**TO DO**
Quote every line of the material beneath this one.

+ + + +

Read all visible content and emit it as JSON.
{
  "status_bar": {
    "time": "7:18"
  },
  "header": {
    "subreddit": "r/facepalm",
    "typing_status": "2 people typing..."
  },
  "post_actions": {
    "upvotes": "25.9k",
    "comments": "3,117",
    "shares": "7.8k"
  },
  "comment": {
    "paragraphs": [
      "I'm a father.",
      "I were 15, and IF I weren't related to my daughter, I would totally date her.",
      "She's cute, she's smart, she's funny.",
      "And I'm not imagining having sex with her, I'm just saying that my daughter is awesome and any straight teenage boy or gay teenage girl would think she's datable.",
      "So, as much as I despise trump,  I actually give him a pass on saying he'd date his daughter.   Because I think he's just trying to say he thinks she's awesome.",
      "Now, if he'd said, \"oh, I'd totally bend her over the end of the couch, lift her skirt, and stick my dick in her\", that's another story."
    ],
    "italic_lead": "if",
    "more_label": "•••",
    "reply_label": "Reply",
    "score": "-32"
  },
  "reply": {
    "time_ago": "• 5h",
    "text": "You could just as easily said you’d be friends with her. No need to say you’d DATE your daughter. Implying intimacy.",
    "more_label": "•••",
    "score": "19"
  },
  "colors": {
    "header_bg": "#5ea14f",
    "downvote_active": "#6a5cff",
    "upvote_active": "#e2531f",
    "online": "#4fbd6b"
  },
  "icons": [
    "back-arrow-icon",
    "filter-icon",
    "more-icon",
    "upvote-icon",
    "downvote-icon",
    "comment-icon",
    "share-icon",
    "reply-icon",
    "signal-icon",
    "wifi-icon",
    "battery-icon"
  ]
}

+ + + +

**RESPONSE BELOW**
Read all visible content and emit it as JSON.
{
  "status_bar": {
    "time": "7:18"
  },
  "header": {
    "subreddit": "r/facepalm",
    "typing_status": "2 people typing..."
  },
  "post_actions": {
    "upvotes": "25.9k",
    "comments": "3,117",
    "shares": "7.8k"
  },
  "comment": {
    "paragraphs": [
      "I'm a father.",
      "I were 15, and IF I weren't related to my daughter, I would totally date her.",
      "She's cute, she's smart, she's funny.",
      "And I'm not imagining having sex with her, I'm just saying that my daughter is awesome and any straight teenage boy or gay teenage girl would think she's datable.",
      "So, as much as I despise trump,  I actually give him a pass on saying he'd date his daughter.   Because I think he's just trying to say he thinks she's awesome.",
      "Now, if he'd said, \"oh, I'd totally bend her over the end of the couch, lift her skirt, and stick my dick in her\", that's another story."
    ],
    "italic_lead": "if",
    "more_label": "•••",
    "reply_label": "Reply",
    "score": "-32"
  },
  "reply": {
    "time_ago": "• 5h",
    "text": "You could just as easily said you’d be friends with her. No need to say you’d DATE your daughter. Implying intimacy.",
    "more_label": "•••",
    "score": "19"
  },
  "colors": {
    "header_bg": "#5ea14f",
    "downvote_active": "#6a5cff",
    "upvote_active": "#e2531f",
    "online": "#4fbd6b"
  },
  "icons": [
    "back-arrow-icon",
    "filter-icon",
    "more-icon",
    "upvote-icon",
    "downvote-icon",
    "comment-icon",
    "share-icon",
    "reply-icon",
    "signal-icon",
    "wifi-icon",
    "battery-icon"
  ]
}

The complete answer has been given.